**Required task**.
Would you output the whole listing below, exactly as it reads?

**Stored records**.
***
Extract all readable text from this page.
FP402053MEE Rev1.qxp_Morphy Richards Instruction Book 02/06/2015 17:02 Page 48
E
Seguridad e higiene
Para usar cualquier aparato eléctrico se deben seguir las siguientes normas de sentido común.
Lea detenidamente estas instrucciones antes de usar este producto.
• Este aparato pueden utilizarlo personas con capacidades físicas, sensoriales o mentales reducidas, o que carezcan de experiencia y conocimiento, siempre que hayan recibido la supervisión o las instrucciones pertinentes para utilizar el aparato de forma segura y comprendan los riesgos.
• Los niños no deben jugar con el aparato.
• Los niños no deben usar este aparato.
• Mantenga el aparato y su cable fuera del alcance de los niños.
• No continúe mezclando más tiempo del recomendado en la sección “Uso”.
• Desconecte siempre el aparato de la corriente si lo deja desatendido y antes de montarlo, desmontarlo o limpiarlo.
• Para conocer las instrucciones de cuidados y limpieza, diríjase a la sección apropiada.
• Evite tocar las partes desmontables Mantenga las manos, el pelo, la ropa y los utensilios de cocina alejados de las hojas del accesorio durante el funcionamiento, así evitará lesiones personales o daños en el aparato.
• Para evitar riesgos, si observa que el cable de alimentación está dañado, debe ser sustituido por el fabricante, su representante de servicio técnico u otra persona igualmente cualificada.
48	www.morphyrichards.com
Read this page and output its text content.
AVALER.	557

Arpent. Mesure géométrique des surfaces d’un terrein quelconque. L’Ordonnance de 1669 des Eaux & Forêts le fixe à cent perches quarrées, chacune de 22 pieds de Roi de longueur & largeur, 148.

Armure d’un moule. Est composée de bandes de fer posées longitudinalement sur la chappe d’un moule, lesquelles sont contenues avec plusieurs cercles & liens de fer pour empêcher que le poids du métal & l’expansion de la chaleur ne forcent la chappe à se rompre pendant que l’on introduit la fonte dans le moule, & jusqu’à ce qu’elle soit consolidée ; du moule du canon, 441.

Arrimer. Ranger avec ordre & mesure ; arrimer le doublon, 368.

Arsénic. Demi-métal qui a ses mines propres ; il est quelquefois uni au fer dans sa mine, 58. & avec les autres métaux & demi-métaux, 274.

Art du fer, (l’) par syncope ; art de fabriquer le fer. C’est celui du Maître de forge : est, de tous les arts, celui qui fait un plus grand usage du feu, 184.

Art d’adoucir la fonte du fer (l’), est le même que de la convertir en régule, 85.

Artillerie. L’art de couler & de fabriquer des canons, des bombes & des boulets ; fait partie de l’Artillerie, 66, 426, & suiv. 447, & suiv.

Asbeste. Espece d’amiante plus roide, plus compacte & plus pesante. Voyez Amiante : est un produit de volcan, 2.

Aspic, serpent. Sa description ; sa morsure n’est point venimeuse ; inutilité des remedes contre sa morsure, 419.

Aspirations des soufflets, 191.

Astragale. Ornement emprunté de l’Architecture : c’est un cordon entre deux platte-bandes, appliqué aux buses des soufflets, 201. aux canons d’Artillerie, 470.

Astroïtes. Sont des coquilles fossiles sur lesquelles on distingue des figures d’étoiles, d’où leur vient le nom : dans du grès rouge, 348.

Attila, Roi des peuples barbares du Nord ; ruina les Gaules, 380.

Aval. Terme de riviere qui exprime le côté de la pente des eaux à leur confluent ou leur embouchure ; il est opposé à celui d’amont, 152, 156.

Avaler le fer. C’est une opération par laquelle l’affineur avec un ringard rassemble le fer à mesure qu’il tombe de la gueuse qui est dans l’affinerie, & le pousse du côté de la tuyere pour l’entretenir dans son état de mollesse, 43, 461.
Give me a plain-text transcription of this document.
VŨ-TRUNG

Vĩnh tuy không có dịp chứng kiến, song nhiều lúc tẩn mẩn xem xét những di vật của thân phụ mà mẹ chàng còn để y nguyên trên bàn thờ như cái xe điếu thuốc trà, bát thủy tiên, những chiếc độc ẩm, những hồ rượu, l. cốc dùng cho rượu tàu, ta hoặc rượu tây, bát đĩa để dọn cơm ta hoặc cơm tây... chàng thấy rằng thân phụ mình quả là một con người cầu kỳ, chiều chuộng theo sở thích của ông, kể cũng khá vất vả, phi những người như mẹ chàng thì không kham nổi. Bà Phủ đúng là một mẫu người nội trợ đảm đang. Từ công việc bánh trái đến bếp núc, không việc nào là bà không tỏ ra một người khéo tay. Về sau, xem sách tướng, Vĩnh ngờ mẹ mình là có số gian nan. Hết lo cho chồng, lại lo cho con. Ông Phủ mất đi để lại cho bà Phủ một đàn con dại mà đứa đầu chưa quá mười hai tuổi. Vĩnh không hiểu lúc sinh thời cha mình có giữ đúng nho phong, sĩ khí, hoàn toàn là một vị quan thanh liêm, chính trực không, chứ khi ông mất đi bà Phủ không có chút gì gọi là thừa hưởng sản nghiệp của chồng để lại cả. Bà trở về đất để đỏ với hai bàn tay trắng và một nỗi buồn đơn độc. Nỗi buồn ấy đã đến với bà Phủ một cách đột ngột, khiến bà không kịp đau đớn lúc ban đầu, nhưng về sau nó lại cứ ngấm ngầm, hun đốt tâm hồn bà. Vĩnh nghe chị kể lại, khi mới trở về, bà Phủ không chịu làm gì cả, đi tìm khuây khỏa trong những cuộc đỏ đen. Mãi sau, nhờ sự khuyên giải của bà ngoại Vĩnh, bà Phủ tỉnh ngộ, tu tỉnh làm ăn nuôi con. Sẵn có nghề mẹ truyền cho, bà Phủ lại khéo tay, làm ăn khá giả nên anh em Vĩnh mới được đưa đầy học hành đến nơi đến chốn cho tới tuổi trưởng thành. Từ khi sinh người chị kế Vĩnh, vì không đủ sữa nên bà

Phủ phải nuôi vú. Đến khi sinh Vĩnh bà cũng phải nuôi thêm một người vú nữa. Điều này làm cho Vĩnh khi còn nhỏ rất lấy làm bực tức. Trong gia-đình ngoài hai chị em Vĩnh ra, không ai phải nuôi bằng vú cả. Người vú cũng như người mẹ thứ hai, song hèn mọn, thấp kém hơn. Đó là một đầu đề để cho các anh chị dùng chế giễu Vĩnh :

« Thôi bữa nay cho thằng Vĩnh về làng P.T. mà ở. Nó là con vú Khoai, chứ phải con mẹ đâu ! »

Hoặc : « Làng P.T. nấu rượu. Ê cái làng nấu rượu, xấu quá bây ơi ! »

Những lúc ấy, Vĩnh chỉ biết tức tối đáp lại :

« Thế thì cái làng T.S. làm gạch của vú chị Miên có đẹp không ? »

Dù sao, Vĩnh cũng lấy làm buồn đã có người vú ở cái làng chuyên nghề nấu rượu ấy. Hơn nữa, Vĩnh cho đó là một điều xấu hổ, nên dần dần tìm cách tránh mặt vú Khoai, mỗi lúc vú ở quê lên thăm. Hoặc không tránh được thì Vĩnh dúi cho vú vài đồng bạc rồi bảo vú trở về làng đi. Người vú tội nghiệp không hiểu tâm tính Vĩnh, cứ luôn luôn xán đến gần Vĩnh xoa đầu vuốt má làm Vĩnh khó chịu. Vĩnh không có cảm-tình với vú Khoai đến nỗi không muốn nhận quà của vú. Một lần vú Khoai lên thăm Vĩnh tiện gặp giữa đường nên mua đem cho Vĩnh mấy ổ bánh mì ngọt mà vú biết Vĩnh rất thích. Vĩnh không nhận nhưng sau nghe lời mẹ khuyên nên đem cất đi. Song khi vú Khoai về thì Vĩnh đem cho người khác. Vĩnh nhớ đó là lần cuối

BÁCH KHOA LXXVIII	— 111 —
***
**Task solution**.
Extract all readable text from this page.
FP402053MEE Rev1.qxp_Morphy Richards Instruction Book 02/06/2015 17:02 Page 48
E
Seguridad e higiene
Para usar cualquier aparato eléctrico se deben seguir las siguientes normas de sentido común.
Lea detenidamente estas instrucciones antes de usar este producto.
• Este aparato pueden utilizarlo personas con capacidades físicas, sensoriales o mentales reducidas, o que carezcan de experiencia y conocimiento, siempre que hayan recibido la supervisión o las instrucciones pertinentes para utilizar el aparato de forma segura y comprendan los riesgos.
• Los niños no deben jugar con el aparato.
• Los niños no deben usar este aparato.
• Mantenga el aparato y su cable fuera del alcance de los niños.
• No continúe mezclando más tiempo del recomendado en la sección “Uso”.
• Desconecte siempre el aparato de la corriente si lo deja desatendido y antes de montarlo, desmontarlo o limpiarlo.
• Para conocer las instrucciones de cuidados y limpieza, diríjase a la sección apropiada.
• Evite tocar las partes desmontables Mantenga las manos, el pelo, la ropa y los utensilios de cocina alejados de las hojas del accesorio durante el funcionamiento, así evitará lesiones personales o daños en el aparato.
• Para evitar riesgos, si observa que el cable de alimentación está dañado, debe ser sustituido por el fabricante, su representante de servicio técnico u otra persona igualmente cualificada.
48	www.morphyrichards.com
Read this page and output its text content.
AVALER.	557

Arpent. Mesure géométrique des surfaces d’un terrein quelconque. L’Ordonnance de 1669 des Eaux & Forêts le fixe à cent perches quarrées, chacune de 22 pieds de Roi de longueur & largeur, 148.

Armure d’un moule. Est composée de bandes de fer posées longitudinalement sur la chappe d’un moule, lesquelles sont contenues avec plusieurs cercles & liens de fer pour empêcher que le poids du métal & l’expansion de la chaleur ne forcent la chappe à se rompre pendant que l’on introduit la fonte dans le moule, & jusqu’à ce qu’elle soit consolidée ; du moule du canon, 441.

Arrimer. Ranger avec ordre & mesure ; arrimer le doublon, 368.

Arsénic. Demi-métal qui a ses mines propres ; il est quelquefois uni au fer dans sa mine, 58. & avec les autres métaux & demi-métaux, 274.

Art du fer, (l’) par syncope ; art de fabriquer le fer. C’est celui du Maître de forge : est, de tous les arts, celui qui fait un plus grand usage du feu, 184.

Art d’adoucir la fonte du fer (l’), est le même que de la convertir en régule, 85.

Artillerie. L’art de couler & de fabriquer des canons, des bombes & des boulets ; fait partie de l’Artillerie, 66, 426, & suiv. 447, & suiv.

Asbeste. Espece d’amiante plus roide, plus compacte & plus pesante. Voyez Amiante : est un produit de volcan, 2.

Aspic, serpent. Sa description ; sa morsure n’est point venimeuse ; inutilité des remedes contre sa morsure, 419.

Aspirations des soufflets, 191.

Astragale. Ornement emprunté de l’Architecture : c’est un cordon entre deux platte-bandes, appliqué aux buses des soufflets, 201. aux canons d’Artillerie, 470.

Astroïtes. Sont des coquilles fossiles sur lesquelles on distingue des figures d’étoiles, d’où leur vient le nom : dans du grès rouge, 348.

Attila, Roi des peuples barbares du Nord ; ruina les Gaules, 380.

Aval. Terme de riviere qui exprime le côté de la pente des eaux à leur confluent ou leur embouchure ; il est opposé à celui d’amont, 152, 156.

Avaler le fer. C’est une opération par laquelle l’affineur avec un ringard rassemble le fer à mesure qu’il tombe de la gueuse qui est dans l’affinerie, & le pousse du côté de la tuyere pour l’entretenir dans son état de mollesse, 43, 461.
Give me a plain-text transcription of this document.
VŨ-TRUNG

Vĩnh tuy không có dịp chứng kiến, song nhiều lúc tẩn mẩn xem xét những di vật của thân phụ mà mẹ chàng còn để y nguyên trên bàn thờ như cái xe điếu thuốc trà, bát thủy tiên, những chiếc độc ẩm, những hồ rượu, l. cốc dùng cho rượu tàu, ta hoặc rượu tây, bát đĩa để dọn cơm ta hoặc cơm tây... chàng thấy rằng thân phụ mình quả là một con người cầu kỳ, chiều chuộng theo sở thích của ông, kể cũng khá vất vả, phi những người như mẹ chàng thì không kham nổi. Bà Phủ đúng là một mẫu người nội trợ đảm đang. Từ công việc bánh trái đến bếp núc, không việc nào là bà không tỏ ra một người khéo tay. Về sau, xem sách tướng, Vĩnh ngờ mẹ mình là có số gian nan. Hết lo cho chồng, lại lo cho con. Ông Phủ mất đi để lại cho bà Phủ một đàn con dại mà đứa đầu chưa quá mười hai tuổi. Vĩnh không hiểu lúc sinh thời cha mình có giữ đúng nho phong, sĩ khí, hoàn toàn là một vị quan thanh liêm, chính trực không, chứ khi ông mất đi bà Phủ không có chút gì gọi là thừa hưởng sản nghiệp của chồng để lại cả. Bà trở về đất để đỏ với hai bàn tay trắng và một nỗi buồn đơn độc. Nỗi buồn ấy đã đến với bà Phủ một cách đột ngột, khiến bà không kịp đau đớn lúc ban đầu, nhưng về sau nó lại cứ ngấm ngầm, hun đốt tâm hồn bà. Vĩnh nghe chị kể lại, khi mới trở về, bà Phủ không chịu làm gì cả, đi tìm khuây khỏa trong những cuộc đỏ đen. Mãi sau, nhờ sự khuyên giải của bà ngoại Vĩnh, bà Phủ tỉnh ngộ, tu tỉnh làm ăn nuôi con. Sẵn có nghề mẹ truyền cho, bà Phủ lại khéo tay, làm ăn khá giả nên anh em Vĩnh mới được đưa đầy học hành đến nơi đến chốn cho tới tuổi trưởng thành. Từ khi sinh người chị kế Vĩnh, vì không đủ sữa nên bà

Phủ phải nuôi vú. Đến khi sinh Vĩnh bà cũng phải nuôi thêm một người vú nữa. Điều này làm cho Vĩnh khi còn nhỏ rất lấy làm bực tức. Trong gia-đình ngoài hai chị em Vĩnh ra, không ai phải nuôi bằng vú cả. Người vú cũng như người mẹ thứ hai, song hèn mọn, thấp kém hơn. Đó là một đầu đề để cho các anh chị dùng chế giễu Vĩnh :

« Thôi bữa nay cho thằng Vĩnh về làng P.T. mà ở. Nó là con vú Khoai, chứ phải con mẹ đâu ! »

Hoặc : « Làng P.T. nấu rượu. Ê cái làng nấu rượu, xấu quá bây ơi ! »

Những lúc ấy, Vĩnh chỉ biết tức tối đáp lại :

« Thế thì cái làng T.S. làm gạch của vú chị Miên có đẹp không ? »

Dù sao, Vĩnh cũng lấy làm buồn đã có người vú ở cái làng chuyên nghề nấu rượu ấy. Hơn nữa, Vĩnh cho đó là một điều xấu hổ, nên dần dần tìm cách tránh mặt vú Khoai, mỗi lúc vú ở quê lên thăm. Hoặc không tránh được thì Vĩnh dúi cho vú vài đồng bạc rồi bảo vú trở về làng đi. Người vú tội nghiệp không hiểu tâm tính Vĩnh, cứ luôn luôn xán đến gần Vĩnh xoa đầu vuốt má làm Vĩnh khó chịu. Vĩnh không có cảm-tình với vú Khoai đến nỗi không muốn nhận quà của vú. Một lần vú Khoai lên thăm Vĩnh tiện gặp giữa đường nên mua đem cho Vĩnh mấy ổ bánh mì ngọt mà vú biết Vĩnh rất thích. Vĩnh không nhận nhưng sau nghe lời mẹ khuyên nên đem cất đi. Song khi vú Khoai về thì Vĩnh đem cho người khác. Vĩnh nhớ đó là lần cuối

BÁCH KHOA LXXVIII	— 111 —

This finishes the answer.